# INFORMATION GIVEN start
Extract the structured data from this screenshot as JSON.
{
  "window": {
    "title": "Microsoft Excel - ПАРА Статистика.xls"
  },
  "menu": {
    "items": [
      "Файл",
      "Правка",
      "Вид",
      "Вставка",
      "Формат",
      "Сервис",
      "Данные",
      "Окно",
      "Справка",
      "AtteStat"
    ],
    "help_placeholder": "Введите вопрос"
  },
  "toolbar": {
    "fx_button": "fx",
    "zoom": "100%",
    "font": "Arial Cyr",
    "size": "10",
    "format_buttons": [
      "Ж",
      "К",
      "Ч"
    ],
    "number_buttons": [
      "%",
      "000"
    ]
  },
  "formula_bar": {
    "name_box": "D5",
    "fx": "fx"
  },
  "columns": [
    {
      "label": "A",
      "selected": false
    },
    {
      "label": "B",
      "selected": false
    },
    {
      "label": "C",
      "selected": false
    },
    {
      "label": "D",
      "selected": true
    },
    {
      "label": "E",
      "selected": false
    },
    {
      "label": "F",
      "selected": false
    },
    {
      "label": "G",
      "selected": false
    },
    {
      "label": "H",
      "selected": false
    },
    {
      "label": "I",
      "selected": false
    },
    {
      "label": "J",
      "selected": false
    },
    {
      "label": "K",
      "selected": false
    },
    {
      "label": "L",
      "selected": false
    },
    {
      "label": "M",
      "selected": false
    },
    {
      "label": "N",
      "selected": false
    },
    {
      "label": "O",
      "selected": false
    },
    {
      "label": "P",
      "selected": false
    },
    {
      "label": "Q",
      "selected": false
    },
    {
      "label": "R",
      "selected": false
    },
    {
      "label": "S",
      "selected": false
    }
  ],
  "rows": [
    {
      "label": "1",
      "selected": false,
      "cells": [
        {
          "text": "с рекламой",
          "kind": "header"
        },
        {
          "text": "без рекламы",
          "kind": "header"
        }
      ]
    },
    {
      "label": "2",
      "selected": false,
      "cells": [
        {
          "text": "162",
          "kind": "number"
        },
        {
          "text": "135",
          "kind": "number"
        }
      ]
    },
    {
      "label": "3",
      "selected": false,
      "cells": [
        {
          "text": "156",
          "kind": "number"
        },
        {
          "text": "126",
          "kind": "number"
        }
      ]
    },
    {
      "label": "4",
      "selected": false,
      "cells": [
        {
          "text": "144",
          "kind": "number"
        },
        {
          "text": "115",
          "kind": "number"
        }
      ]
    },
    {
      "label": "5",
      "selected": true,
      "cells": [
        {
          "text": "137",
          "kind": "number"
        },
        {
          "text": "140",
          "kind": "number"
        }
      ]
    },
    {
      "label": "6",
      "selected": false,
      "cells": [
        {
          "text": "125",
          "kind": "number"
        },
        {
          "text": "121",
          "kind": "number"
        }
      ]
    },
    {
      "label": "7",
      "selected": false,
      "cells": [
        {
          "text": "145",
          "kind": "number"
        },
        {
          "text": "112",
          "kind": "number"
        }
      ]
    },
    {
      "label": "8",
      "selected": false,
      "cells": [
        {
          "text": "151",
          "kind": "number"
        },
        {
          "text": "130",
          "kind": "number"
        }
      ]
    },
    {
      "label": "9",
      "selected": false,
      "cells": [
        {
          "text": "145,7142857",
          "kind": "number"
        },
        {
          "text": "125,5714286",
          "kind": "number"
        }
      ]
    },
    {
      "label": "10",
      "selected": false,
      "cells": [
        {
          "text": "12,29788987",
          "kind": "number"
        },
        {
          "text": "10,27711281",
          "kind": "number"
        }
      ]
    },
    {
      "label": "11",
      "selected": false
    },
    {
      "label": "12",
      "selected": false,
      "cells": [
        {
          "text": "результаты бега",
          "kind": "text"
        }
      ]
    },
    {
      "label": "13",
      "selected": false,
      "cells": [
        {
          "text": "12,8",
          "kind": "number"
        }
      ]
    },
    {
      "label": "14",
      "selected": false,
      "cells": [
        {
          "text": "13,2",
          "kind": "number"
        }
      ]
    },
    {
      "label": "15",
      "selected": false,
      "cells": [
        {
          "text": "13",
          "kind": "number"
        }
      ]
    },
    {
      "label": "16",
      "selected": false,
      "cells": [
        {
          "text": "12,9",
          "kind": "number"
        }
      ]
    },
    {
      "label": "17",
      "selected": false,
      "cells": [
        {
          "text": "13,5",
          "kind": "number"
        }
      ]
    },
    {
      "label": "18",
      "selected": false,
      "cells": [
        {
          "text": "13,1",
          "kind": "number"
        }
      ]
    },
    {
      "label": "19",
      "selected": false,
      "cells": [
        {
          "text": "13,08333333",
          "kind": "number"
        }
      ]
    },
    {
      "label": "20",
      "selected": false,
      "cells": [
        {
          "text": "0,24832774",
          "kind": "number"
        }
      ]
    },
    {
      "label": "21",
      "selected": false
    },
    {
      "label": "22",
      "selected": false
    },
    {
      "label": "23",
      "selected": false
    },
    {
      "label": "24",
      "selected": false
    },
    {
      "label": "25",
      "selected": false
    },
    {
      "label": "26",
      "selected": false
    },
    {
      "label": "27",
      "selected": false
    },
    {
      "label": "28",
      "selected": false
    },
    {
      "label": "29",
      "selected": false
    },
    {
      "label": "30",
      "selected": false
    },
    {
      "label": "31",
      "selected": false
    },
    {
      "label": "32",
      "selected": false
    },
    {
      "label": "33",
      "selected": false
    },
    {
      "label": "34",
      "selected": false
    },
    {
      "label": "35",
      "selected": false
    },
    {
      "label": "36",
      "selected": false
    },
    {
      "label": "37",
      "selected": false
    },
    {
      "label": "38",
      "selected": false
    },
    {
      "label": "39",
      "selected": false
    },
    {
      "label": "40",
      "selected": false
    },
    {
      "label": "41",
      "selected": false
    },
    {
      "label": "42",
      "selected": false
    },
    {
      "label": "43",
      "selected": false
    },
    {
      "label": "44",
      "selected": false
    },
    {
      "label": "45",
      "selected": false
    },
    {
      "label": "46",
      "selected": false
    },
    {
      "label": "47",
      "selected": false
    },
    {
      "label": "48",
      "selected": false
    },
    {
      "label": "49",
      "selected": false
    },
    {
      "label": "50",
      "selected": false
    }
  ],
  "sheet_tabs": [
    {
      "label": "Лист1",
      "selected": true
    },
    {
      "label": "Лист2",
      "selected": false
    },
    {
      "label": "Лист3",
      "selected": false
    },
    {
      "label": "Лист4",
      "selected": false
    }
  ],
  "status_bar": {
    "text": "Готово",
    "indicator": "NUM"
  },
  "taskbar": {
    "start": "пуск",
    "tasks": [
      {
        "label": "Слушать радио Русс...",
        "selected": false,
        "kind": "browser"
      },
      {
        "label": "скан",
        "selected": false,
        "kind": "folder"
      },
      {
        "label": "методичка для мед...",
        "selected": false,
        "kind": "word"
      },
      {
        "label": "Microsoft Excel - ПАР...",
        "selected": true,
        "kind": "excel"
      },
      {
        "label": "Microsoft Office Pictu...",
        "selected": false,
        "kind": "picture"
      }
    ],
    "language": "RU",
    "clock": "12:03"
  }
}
# INFORMATION GIVEN end
#### [EXERCISE GOAL]
The records above should be duplicated in full, exactly as given.

#### [RESULT OF THE TASK]
Extract the structured data from this screenshot as JSON.
{
  "window": {
    "title": "Microsoft Excel - ПАРА Статистика.xls"
  },
  "menu": {
    "items": [
      "Файл",
      "Правка",
      "Вид",
      "Вставка",
      "Формат",
      "Сервис",
      "Данные",
      "Окно",
      "Справка",
      "AtteStat"
    ],
    "help_placeholder": "Введите вопрос"
  },
  "toolbar": {
    "fx_button": "fx",
    "zoom": "100%",
    "font": "Arial Cyr",
    "size": "10",
    "format_buttons": [
      "Ж",
      "К",
      "Ч"
    ],
    "number_buttons": [
      "%",
      "000"
    ]
  },
  "formula_bar": {
    "name_box": "D5",
    "fx": "fx"
  },
  "columns": [
    {
      "label": "A",
      "selected": false
    },
    {
      "label": "B",
      "selected": false
    },
    {
      "label": "C",
      "selected": false
    },
    {
      "label": "D",
      "selected": true
    },
    {
      "label": "E",
      "selected": false
    },
    {
      "label": "F",
      "selected": false
    },
    {
      "label": "G",
      "selected": false
    },
    {
      "label": "H",
      "selected": false
    },
    {
      "label": "I",
      "selected": false
    },
    {
      "label": "J",
      "selected": false
    },
    {
      "label": "K",
      "selected": false
    },
    {
      "label": "L",
      "selected": false
    },
    {
      "label": "M",
      "selected": false
    },
    {
      "label": "N",
      "selected": false
    },
    {
      "label": "O",
      "selected": false
    },
    {
      "label": "P",
      "selected": false
    },
    {
      "label": "Q",
      "selected": false
    },
    {
      "label": "R",
      "selected": false
    },
    {
      "label": "S",
      "selected": false
    }
  ],
  "rows": [
    {
      "label": "1",
      "selected": false,
      "cells": [
        {
          "text": "с рекламой",
          "kind": "header"
        },
        {
          "text": "без рекламы",
          "kind": "header"
        }
      ]
    },
    {
      "label": "2",
      "selected": false,
      "cells": [
        {
          "text": "162",
          "kind": "number"
        },
        {
          "text": "135",
          "kind": "number"
        }
      ]
    },
    {
      "label": "3",
      "selected": false,
      "cells": [
        {
          "text": "156",
          "kind": "number"
        },
        {
          "text": "126",
          "kind": "number"
        }
      ]
    },
    {
      "label": "4",
      "selected": false,
      "cells": [
        {
          "text": "144",
          "kind": "number"
        },
        {
          "text": "115",
          "kind": "number"
        }
      ]
    },
    {
      "label": "5",
      "selected": true,
      "cells": [
        {
          "text": "137",
          "kind": "number"
        },
        {
          "text": "140",
          "kind": "number"
        }
      ]
    },
    {
      "label": "6",
      "selected": false,
      "cells": [
        {
          "text": "125",
          "kind": "number"
        },
        {
          "text": "121",
          "kind": "number"
        }
      ]
    },
    {
      "label": "7",
      "selected": false,
      "cells": [
        {
          "text": "145",
          "kind": "number"
        },
        {
          "text": "112",
          "kind": "number"
        }
      ]
    },
    {
      "label": "8",
      "selected": false,
      "cells": [
        {
          "text": "151",
          "kind": "number"
        },
        {
          "text": "130",
          "kind": "number"
        }
      ]
    },
    {
      "label": "9",
      "selected": false,
      "cells": [
        {
          "text": "145,7142857",
          "kind": "number"
        },
        {
          "text": "125,5714286",
          "kind": "number"
        }
      ]
    },
    {
      "label": "10",
      "selected": false,
      "cells": [
        {
          "text": "12,29788987",
          "kind": "number"
        },
        {
          "text": "10,27711281",
          "kind": "number"
        }
      ]
    },
    {
      "label": "11",
      "selected": false
    },
    {
      "label": "12",
      "selected": false,
      "cells": [
        {
          "text": "результаты бега",
          "kind": "text"
        }
      ]
    },
    {
      "label": "13",
      "selected": false,
      "cells": [
        {
          "text": "12,8",
          "kind": "number"
        }
      ]
    },
    {
      "label": "14",
      "selected": false,
      "cells": [
        {
          "text": "13,2",
          "kind": "number"
        }
      ]
    },
    {
      "label": "15",
      "selected": false,
      "cells": [
        {
          "text": "13",
          "kind": "number"
        }
      ]
    },
    {
      "label": "16",
      "selected": false,
      "cells": [
        {
          "text": "12,9",
          "kind": "number"
        }
      ]
    },
    {
      "label": "17",
      "selected": false,
      "cells": [
        {
          "text": "13,5",
          "kind": "number"
        }
      ]
    },
    {
      "label": "18",
      "selected": false,
      "cells": [
        {
          "text": "13,1",
          "kind": "number"
        }
      ]
    },
    {
      "label": "19",
      "selected": false,
      "cells": [
        {
          "text": "13,08333333",
          "kind": "number"
        }
      ]
    },
    {
      "label": "20",
      "selected": false,
      "cells": [
        {
          "text": "0,24832774",
          "kind": "number"
        }
      ]
    },
    {
      "label": "21",
      "selected": false
    },
    {
      "label": "22",
      "selected": false
    },
    {
      "label": "23",
      "selected": false
    },
    {
      "label": "24",
      "selected": false
    },
    {
      "label": "25",
      "selected": false
    },
    {
      "label": "26",
      "selected": false
    },
    {
      "label": "27",
      "selected": false
    },
    {
      "label": "28",
      "selected": false
    },
    {
      "label": "29",
      "selected": false
    },
    {
      "label": "30",
      "selected": false
    },
    {
      "label": "31",
      "selected": false
    },
    {
      "label": "32",
      "selected": false
    },
    {
      "label": "33",
      "selected": false
    },
    {
      "label": "34",
      "selected": false
    },
    {
      "label": "35",
      "selected": false
    },
    {
      "label": "36",
      "selected": false
    },
    {
      "label": "37",
      "selected": false
    },
    {
      "label": "38",
      "selected": false
    },
    {
      "label": "39",
      "selected": false
    },
    {
      "label": "40",
      "selected": false
    },
    {
      "label": "41",
      "selected": false
    },
    {
      "label": "42",
      "selected": false
    },
    {
      "label": "43",
      "selected": false
    },
    {
      "label": "44",
      "selected": false
    },
    {
      "label": "45",
      "selected": false
    },
    {
      "label": "46",
      "selected": false
    },
    {
      "label": "47",
      "selected": false
    },
    {
      "label": "48",
      "selected": false
    },
    {
      "label": "49",
      "selected": false
    },
    {
      "label": "50",
      "selected": false
    }
  ],
  "sheet_tabs": [
    {
      "label": "Лист1",
      "selected": true
    },
    {
      "label": "Лист2",
      "selected": false
    },
    {
      "label": "Лист3",
      "selected": false
    },
    {
      "label": "Лист4",
      "selected": false
    }
  ],
  "status_bar": {
    "text": "Готово",
    "indicator": "NUM"
  },
  "taskbar": {
    "start": "пуск",
    "tasks": [
      {
        "label": "Слушать радио Русс...",
        "selected": false,
        "kind": "browser"
      },
      {
        "label": "скан",
        "selected": false,
        "kind": "folder"
      },
      {
        "label": "методичка для мед...",
        "selected": false,
        "kind": "word"
      },
      {
        "label": "Microsoft Excel - ПАР...",
        "selected": true,
        "kind": "excel"
      },
      {
        "label": "Microsoft Office Pictu...",
        "selected": false,
        "kind": "picture"
      }
    ],
    "language": "RU",
    "clock": "12:03"
  }
}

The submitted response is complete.